[Collection entries]
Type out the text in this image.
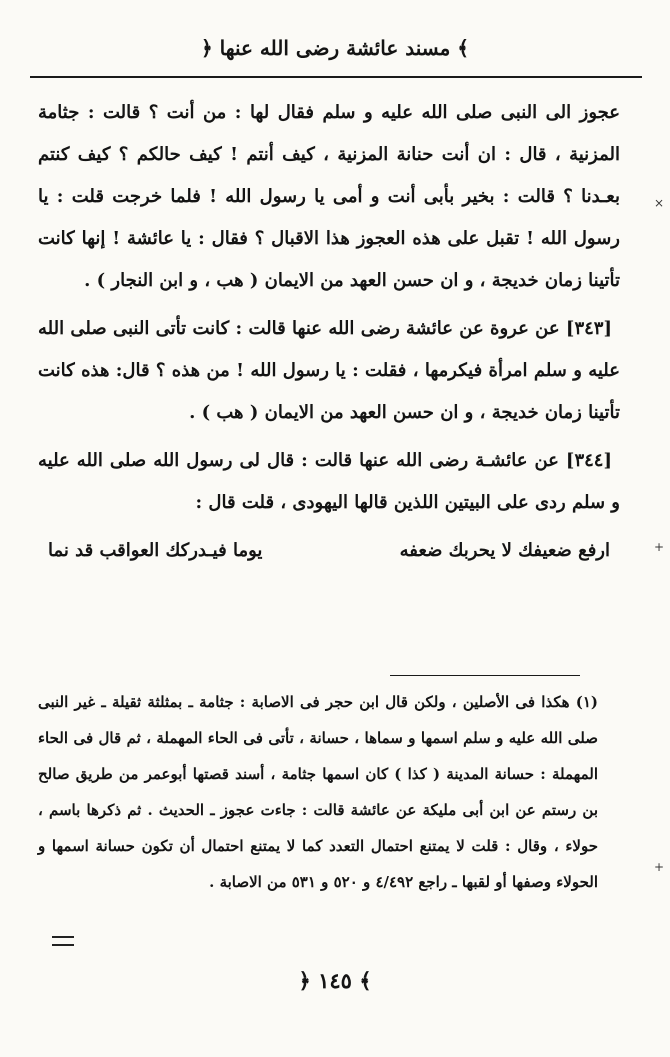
﴿ مسند عائشة رضى الله عنها ﴾

عجوز الى النبى صلى الله عليه و سلم فقال لها : من أنت ؟ قالت : جثامة المزنية ، قال : ان أنت حنانة المزنية ، كيف أنتم ! كيف حالكم ؟ كيف كنتم بعـدنا ؟ قالت : بخير بأبى أنت و أمى يا رسول الله ! فلما خرجت قلت : يا رسول الله ! تقبل على هذه العجوز هذا الاقبال ؟ فقال : يا عائشة ! إنها كانت تأتينا زمان خديجة ، و ان حسن العهد من الايمان ( هب ، و ابن النجار ) .

[٣٤٣] عن عروة عن عائشة رضى الله عنها قالت : كانت تأتى النبى صلى الله عليه و سلم امرأة فيكرمها ، فقلت : يا رسول الله ! من هذه ؟ قال: هذه كانت تأتينا زمان خديجة ، و ان حسن العهد من الايمان ( هب ) .

[٣٤٤] عن عائشـة رضى الله عنها قالت : قال لى رسول الله صلى الله عليه و سلم ردى على البيتين اللذين قالها اليهودى ، قلت قال :

ارفع ضعيفك لا يحربك ضعفه
يوما فيـدركك العواقب قد نما

(١) هكذا فى الأصلين ، ولكن قال ابن حجر فى الاصابة : جثامة ـ بمثلثة ثقيلة ـ غير النبى صلى الله عليه و سلم اسمها و سماها ، حسانة ، تأتى فى الحاء المهملة ، ثم قال فى الحاء المهملة : حسانة المدينة ( كذا ) كان اسمها جثامة ، أسند قصتها أبوعمر من طريق صالح بن رستم عن ابن أبى مليكة عن عائشة قالت : جاءت عجوز ـ الحديث . ثم ذكرها باسم ، حولاء ، وقال : قلت لا يمتنع احتمال التعدد كما لا يمتنع احتمال أن تكون حسانة اسمها و الحولاء وصفها أو لقبها ـ راجع ٤/٤٩٢ و ٥٢٠ و ٥٣١ من الاصابة .

×
+
+
﴿ ١٤٥ ﴾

# Given request
Write every record out again exactly; no pictures belong in the copy.

# Answer to the exercise
Type out the text in this image.
﴿ مسند عائشة رضى الله عنها ﴾

عجوز الى النبى صلى الله عليه و سلم فقال لها : من أنت ؟ قالت : جثامة المزنية ، قال : ان أنت حنانة المزنية ، كيف أنتم ! كيف حالكم ؟ كيف كنتم بعـدنا ؟ قالت : بخير بأبى أنت و أمى يا رسول الله ! فلما خرجت قلت : يا رسول الله ! تقبل على هذه العجوز هذا الاقبال ؟ فقال : يا عائشة ! إنها كانت تأتينا زمان خديجة ، و ان حسن العهد من الايمان ( هب ، و ابن النجار ) .

[٣٤٣] عن عروة عن عائشة رضى الله عنها قالت : كانت تأتى النبى صلى الله عليه و سلم امرأة فيكرمها ، فقلت : يا رسول الله ! من هذه ؟ قال: هذه كانت تأتينا زمان خديجة ، و ان حسن العهد من الايمان ( هب ) .

[٣٤٤] عن عائشـة رضى الله عنها قالت : قال لى رسول الله صلى الله عليه و سلم ردى على البيتين اللذين قالها اليهودى ، قلت قال :

ارفع ضعيفك لا يحربك ضعفه
يوما فيـدركك العواقب قد نما

(١) هكذا فى الأصلين ، ولكن قال ابن حجر فى الاصابة : جثامة ـ بمثلثة ثقيلة ـ غير النبى صلى الله عليه و سلم اسمها و سماها ، حسانة ، تأتى فى الحاء المهملة ، ثم قال فى الحاء المهملة : حسانة المدينة ( كذا ) كان اسمها جثامة ، أسند قصتها أبوعمر من طريق صالح بن رستم عن ابن أبى مليكة عن عائشة قالت : جاءت عجوز ـ الحديث . ثم ذكرها باسم ، حولاء ، وقال : قلت لا يمتنع احتمال التعدد كما لا يمتنع احتمال أن تكون حسانة اسمها و الحولاء وصفها أو لقبها ـ راجع ٤/٤٩٢ و ٥٢٠ و ٥٣١ من الاصابة .

×
+
+
﴿ ١٤٥ ﴾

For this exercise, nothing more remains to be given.